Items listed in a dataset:
- - -
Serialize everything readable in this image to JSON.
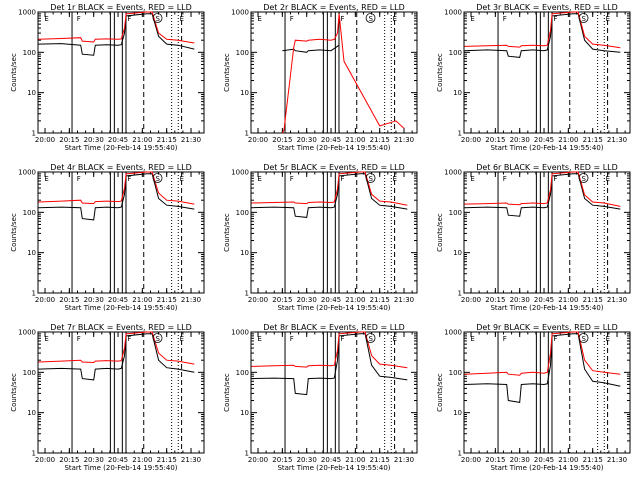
{
  "chart_data": [
    {
      "type": "line",
      "title": "Det 1r BLACK = Events, RED = LLD",
      "xlabel": "Start Time (20-Feb-14 19:55:40)",
      "ylabel": "Counts/sec",
      "yscale": "log",
      "ylim": [
        1,
        1000
      ],
      "xlim": [
        "19:55:40",
        "21:38:00"
      ],
      "x_tick_labels": [
        "20:00",
        "20:15",
        "20:30",
        "20:45",
        "21:00",
        "21:15",
        "21:30"
      ],
      "y_tick_labels": [
        "1",
        "10",
        "100",
        "1000"
      ],
      "series": [
        {
          "color": "#000000",
          "x": [
            "19:56",
            "20:10",
            "20:22",
            "20:23",
            "20:30",
            "20:31",
            "20:38",
            "20:45",
            "20:47",
            "20:49",
            "20:50",
            "21:03",
            "21:06",
            "21:10",
            "21:15",
            "21:22",
            "21:32"
          ],
          "y": [
            160,
            165,
            150,
            90,
            85,
            150,
            155,
            150,
            155,
            300,
            800,
            900,
            900,
            250,
            160,
            150,
            120
          ]
        },
        {
          "color": "#ff0000",
          "x": [
            "19:56",
            "20:10",
            "20:22",
            "20:23",
            "20:30",
            "20:31",
            "20:38",
            "20:45",
            "20:47",
            "20:49",
            "20:50",
            "21:03",
            "21:06",
            "21:10",
            "21:15",
            "21:22",
            "21:32"
          ],
          "y": [
            210,
            220,
            230,
            190,
            180,
            210,
            215,
            210,
            215,
            400,
            900,
            1000,
            1000,
            300,
            210,
            200,
            170
          ]
        }
      ],
      "annotations": [
        "E",
        "F",
        "F",
        "S",
        "E"
      ]
    },
    {
      "type": "line",
      "title": "Det 2r BLACK = Events, RED = LLD",
      "xlabel": "Start Time (20-Feb-14 19:55:40)",
      "ylabel": "Counts/sec",
      "yscale": "log",
      "ylim": [
        1,
        1000
      ],
      "xlim": [
        "19:55:40",
        "21:38:00"
      ],
      "x_tick_labels": [
        "20:00",
        "20:15",
        "20:30",
        "20:45",
        "21:00",
        "21:15",
        "21:30"
      ],
      "y_tick_labels": [
        "1",
        "10",
        "100",
        "1000"
      ],
      "series": [
        {
          "color": "#000000",
          "x": [
            "20:15",
            "20:22",
            "20:23",
            "20:30",
            "20:31",
            "20:38",
            "20:45",
            "20:50"
          ],
          "y": [
            110,
            120,
            110,
            100,
            110,
            115,
            110,
            150
          ]
        },
        {
          "color": "#ff0000",
          "x": [
            "20:15",
            "20:16",
            "20:22",
            "20:23",
            "20:30",
            "20:31",
            "20:38",
            "20:45",
            "20:47",
            "20:49",
            "20:50",
            "20:53",
            "21:15",
            "21:25",
            "21:30"
          ],
          "y": [
            1,
            1.2,
            130,
            200,
            190,
            200,
            210,
            200,
            210,
            300,
            900,
            60,
            1.5,
            2,
            1.3
          ]
        }
      ],
      "annotations": [
        "E",
        "F",
        "F",
        "S",
        "E"
      ]
    },
    {
      "type": "line",
      "title": "Det 3r BLACK = Events, RED = LLD",
      "xlabel": "Start Time (20-Feb-14 19:55:40)",
      "ylabel": "Counts/sec",
      "yscale": "log",
      "ylim": [
        1,
        1000
      ],
      "xlim": [
        "19:55:40",
        "21:38:00"
      ],
      "x_tick_labels": [
        "20:00",
        "20:15",
        "20:30",
        "20:45",
        "21:00",
        "21:15",
        "21:30"
      ],
      "y_tick_labels": [
        "1",
        "10",
        "100",
        "1000"
      ],
      "series": [
        {
          "color": "#000000",
          "x": [
            "19:56",
            "20:10",
            "20:22",
            "20:23",
            "20:30",
            "20:31",
            "20:38",
            "20:45",
            "20:47",
            "20:49",
            "20:50",
            "21:03",
            "21:06",
            "21:10",
            "21:15",
            "21:22",
            "21:32"
          ],
          "y": [
            110,
            115,
            110,
            80,
            75,
            110,
            115,
            110,
            115,
            250,
            800,
            900,
            900,
            200,
            120,
            110,
            100
          ]
        },
        {
          "color": "#ff0000",
          "x": [
            "19:56",
            "20:10",
            "20:22",
            "20:23",
            "20:30",
            "20:31",
            "20:38",
            "20:45",
            "20:47",
            "20:49",
            "20:50",
            "21:03",
            "21:06",
            "21:10",
            "21:15",
            "21:22",
            "21:32"
          ],
          "y": [
            140,
            145,
            150,
            140,
            135,
            145,
            150,
            145,
            150,
            350,
            900,
            1000,
            1000,
            250,
            160,
            150,
            130
          ]
        }
      ],
      "annotations": [
        "E",
        "F",
        "F",
        "S",
        "E"
      ]
    },
    {
      "type": "line",
      "title": "Det 4r BLACK = Events, RED = LLD",
      "xlabel": "Start Time (20-Feb-14 19:55:40)",
      "ylabel": "Counts/sec",
      "yscale": "log",
      "ylim": [
        1,
        1000
      ],
      "xlim": [
        "19:55:40",
        "21:38:00"
      ],
      "x_tick_labels": [
        "20:00",
        "20:15",
        "20:30",
        "20:45",
        "21:00",
        "21:15",
        "21:30"
      ],
      "y_tick_labels": [
        "1",
        "10",
        "100",
        "1000"
      ],
      "series": [
        {
          "color": "#000000",
          "x": [
            "19:56",
            "20:10",
            "20:22",
            "20:23",
            "20:30",
            "20:31",
            "20:38",
            "20:45",
            "20:47",
            "20:49",
            "20:50",
            "21:03",
            "21:06",
            "21:10",
            "21:15",
            "21:22",
            "21:32"
          ],
          "y": [
            130,
            135,
            130,
            70,
            65,
            130,
            135,
            130,
            135,
            280,
            800,
            900,
            900,
            220,
            150,
            140,
            120
          ]
        },
        {
          "color": "#ff0000",
          "x": [
            "19:56",
            "20:10",
            "20:22",
            "20:23",
            "20:30",
            "20:31",
            "20:38",
            "20:45",
            "20:47",
            "20:49",
            "20:50",
            "21:03",
            "21:06",
            "21:10",
            "21:15",
            "21:22",
            "21:32"
          ],
          "y": [
            180,
            190,
            200,
            170,
            165,
            185,
            190,
            185,
            190,
            400,
            900,
            1000,
            1000,
            300,
            200,
            190,
            160
          ]
        }
      ],
      "annotations": [
        "E",
        "F",
        "F",
        "S",
        "E"
      ]
    },
    {
      "type": "line",
      "title": "Det 5r BLACK = Events, RED = LLD",
      "xlabel": "Start Time (20-Feb-14 19:55:40)",
      "ylabel": "Counts/sec",
      "yscale": "log",
      "ylim": [
        1,
        1000
      ],
      "xlim": [
        "19:55:40",
        "21:38:00"
      ],
      "x_tick_labels": [
        "20:00",
        "20:15",
        "20:30",
        "20:45",
        "21:00",
        "21:15",
        "21:30"
      ],
      "y_tick_labels": [
        "1",
        "10",
        "100",
        "1000"
      ],
      "series": [
        {
          "color": "#000000",
          "x": [
            "19:56",
            "20:10",
            "20:22",
            "20:23",
            "20:30",
            "20:31",
            "20:38",
            "20:45",
            "20:47",
            "20:49",
            "20:50",
            "21:03",
            "21:06",
            "21:10",
            "21:15",
            "21:22",
            "21:32"
          ],
          "y": [
            130,
            135,
            130,
            80,
            75,
            130,
            135,
            130,
            135,
            280,
            800,
            900,
            900,
            220,
            150,
            140,
            120
          ]
        },
        {
          "color": "#ff0000",
          "x": [
            "19:56",
            "20:10",
            "20:22",
            "20:23",
            "20:30",
            "20:31",
            "20:38",
            "20:45",
            "20:47",
            "20:49",
            "20:50",
            "21:03",
            "21:06",
            "21:10",
            "21:15",
            "21:22",
            "21:32"
          ],
          "y": [
            170,
            175,
            180,
            170,
            165,
            175,
            180,
            175,
            180,
            380,
            900,
            1000,
            1000,
            280,
            190,
            180,
            150
          ]
        }
      ],
      "annotations": [
        "E",
        "F",
        "F",
        "S",
        "E"
      ]
    },
    {
      "type": "line",
      "title": "Det 6r BLACK = Events, RED = LLD",
      "xlabel": "Start Time (20-Feb-14 19:55:40)",
      "ylabel": "Counts/sec",
      "yscale": "log",
      "ylim": [
        1,
        1000
      ],
      "xlim": [
        "19:55:40",
        "21:38:00"
      ],
      "x_tick_labels": [
        "20:00",
        "20:15",
        "20:30",
        "20:45",
        "21:00",
        "21:15",
        "21:30"
      ],
      "y_tick_labels": [
        "1",
        "10",
        "100",
        "1000"
      ],
      "series": [
        {
          "color": "#000000",
          "x": [
            "19:56",
            "20:10",
            "20:22",
            "20:23",
            "20:30",
            "20:31",
            "20:38",
            "20:45",
            "20:47",
            "20:49",
            "20:50",
            "21:03",
            "21:06",
            "21:10",
            "21:15",
            "21:22",
            "21:32"
          ],
          "y": [
            130,
            135,
            130,
            85,
            80,
            130,
            135,
            130,
            135,
            280,
            800,
            900,
            900,
            220,
            150,
            140,
            120
          ]
        },
        {
          "color": "#ff0000",
          "x": [
            "19:56",
            "20:10",
            "20:22",
            "20:23",
            "20:30",
            "20:31",
            "20:38",
            "20:45",
            "20:47",
            "20:49",
            "20:50",
            "21:03",
            "21:06",
            "21:10",
            "21:15",
            "21:22",
            "21:32"
          ],
          "y": [
            160,
            165,
            170,
            160,
            155,
            165,
            170,
            165,
            170,
            360,
            900,
            1000,
            1000,
            270,
            180,
            170,
            140
          ]
        }
      ],
      "annotations": [
        "E",
        "F",
        "F",
        "S",
        "E"
      ]
    },
    {
      "type": "line",
      "title": "Det 7r BLACK = Events, RED = LLD",
      "xlabel": "Start Time (20-Feb-14 19:55:40)",
      "ylabel": "Counts/sec",
      "yscale": "log",
      "ylim": [
        1,
        1000
      ],
      "xlim": [
        "19:55:40",
        "21:38:00"
      ],
      "x_tick_labels": [
        "20:00",
        "20:15",
        "20:30",
        "20:45",
        "21:00",
        "21:15",
        "21:30"
      ],
      "y_tick_labels": [
        "1",
        "10",
        "100",
        "1000"
      ],
      "series": [
        {
          "color": "#000000",
          "x": [
            "19:56",
            "20:10",
            "20:22",
            "20:23",
            "20:30",
            "20:31",
            "20:38",
            "20:45",
            "20:47",
            "20:49",
            "20:50",
            "21:03",
            "21:06",
            "21:10",
            "21:15",
            "21:22",
            "21:32"
          ],
          "y": [
            120,
            125,
            120,
            70,
            65,
            120,
            125,
            120,
            125,
            260,
            800,
            900,
            900,
            200,
            130,
            120,
            100
          ]
        },
        {
          "color": "#ff0000",
          "x": [
            "19:56",
            "20:10",
            "20:22",
            "20:23",
            "20:30",
            "20:31",
            "20:38",
            "20:45",
            "20:47",
            "20:49",
            "20:50",
            "21:03",
            "21:06",
            "21:10",
            "21:15",
            "21:22",
            "21:32"
          ],
          "y": [
            180,
            190,
            200,
            180,
            175,
            190,
            195,
            190,
            195,
            400,
            900,
            1000,
            1000,
            300,
            200,
            190,
            160
          ]
        }
      ],
      "annotations": [
        "E",
        "F",
        "F",
        "S",
        "E"
      ]
    },
    {
      "type": "line",
      "title": "Det 8r BLACK = Events, RED = LLD",
      "xlabel": "Start Time (20-Feb-14 19:55:40)",
      "ylabel": "Counts/sec",
      "yscale": "log",
      "ylim": [
        1,
        1000
      ],
      "xlim": [
        "19:55:40",
        "21:38:00"
      ],
      "x_tick_labels": [
        "20:00",
        "20:15",
        "20:30",
        "20:45",
        "21:00",
        "21:15",
        "21:30"
      ],
      "y_tick_labels": [
        "1",
        "10",
        "100",
        "1000"
      ],
      "series": [
        {
          "color": "#000000",
          "x": [
            "19:56",
            "20:10",
            "20:22",
            "20:23",
            "20:30",
            "20:31",
            "20:38",
            "20:45",
            "20:47",
            "20:49",
            "20:50",
            "21:03",
            "21:06",
            "21:10",
            "21:15",
            "21:22",
            "21:32"
          ],
          "y": [
            70,
            72,
            70,
            30,
            28,
            70,
            72,
            70,
            72,
            200,
            800,
            900,
            900,
            150,
            80,
            75,
            65
          ]
        },
        {
          "color": "#ff0000",
          "x": [
            "19:56",
            "20:10",
            "20:22",
            "20:23",
            "20:30",
            "20:31",
            "20:38",
            "20:45",
            "20:47",
            "20:49",
            "20:50",
            "21:03",
            "21:06",
            "21:10",
            "21:15",
            "21:22",
            "21:32"
          ],
          "y": [
            140,
            145,
            150,
            140,
            135,
            145,
            150,
            145,
            150,
            350,
            900,
            1000,
            1000,
            260,
            160,
            150,
            130
          ]
        }
      ],
      "annotations": [
        "E",
        "F",
        "F",
        "S",
        "E"
      ]
    },
    {
      "type": "line",
      "title": "Det 9r BLACK = Events, RED = LLD",
      "xlabel": "Start Time (20-Feb-14 19:55:40)",
      "ylabel": "Counts/sec",
      "yscale": "log",
      "ylim": [
        1,
        1000
      ],
      "xlim": [
        "19:55:40",
        "21:38:00"
      ],
      "x_tick_labels": [
        "20:00",
        "20:15",
        "20:30",
        "20:45",
        "21:00",
        "21:15",
        "21:30"
      ],
      "y_tick_labels": [
        "1",
        "10",
        "100",
        "1000"
      ],
      "series": [
        {
          "color": "#000000",
          "x": [
            "19:56",
            "20:10",
            "20:22",
            "20:23",
            "20:30",
            "20:31",
            "20:38",
            "20:45",
            "20:47",
            "20:49",
            "20:50",
            "21:03",
            "21:06",
            "21:10",
            "21:15",
            "21:22",
            "21:32"
          ],
          "y": [
            50,
            52,
            50,
            20,
            18,
            50,
            52,
            50,
            52,
            150,
            800,
            900,
            900,
            120,
            60,
            55,
            45
          ]
        },
        {
          "color": "#ff0000",
          "x": [
            "19:56",
            "20:10",
            "20:22",
            "20:23",
            "20:30",
            "20:31",
            "20:38",
            "20:45",
            "20:47",
            "20:49",
            "20:50",
            "21:03",
            "21:06",
            "21:10",
            "21:15",
            "21:22",
            "21:32"
          ],
          "y": [
            90,
            95,
            100,
            90,
            85,
            95,
            100,
            95,
            100,
            300,
            900,
            1000,
            1000,
            200,
            110,
            100,
            90
          ]
        }
      ],
      "annotations": [
        "E",
        "F",
        "F",
        "S",
        "E"
      ]
    }
  ]
}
- - -
What the task requires: Working from the listing above, pick out every line that has "BLACK" and copy it.

Response to this exercise:
      "title": "Det 1r BLACK = Events, RED = LLD",
      "title": "Det 2r BLACK = Events, RED = LLD",
      "title": "Det 3r BLACK = Events, RED = LLD",
      "title": "Det 4r BLACK = Events, RED = LLD",
      "title": "Det 5r BLACK = Events, RED = LLD",
      "title": "Det 6r BLACK = Events, RED = LLD",
      "title": "Det 7r BLACK = Events, RED = LLD",
      "title": "Det 8r BLACK = Events, RED = LLD",
      "title": "Det 9r BLACK = Events, RED = LLD",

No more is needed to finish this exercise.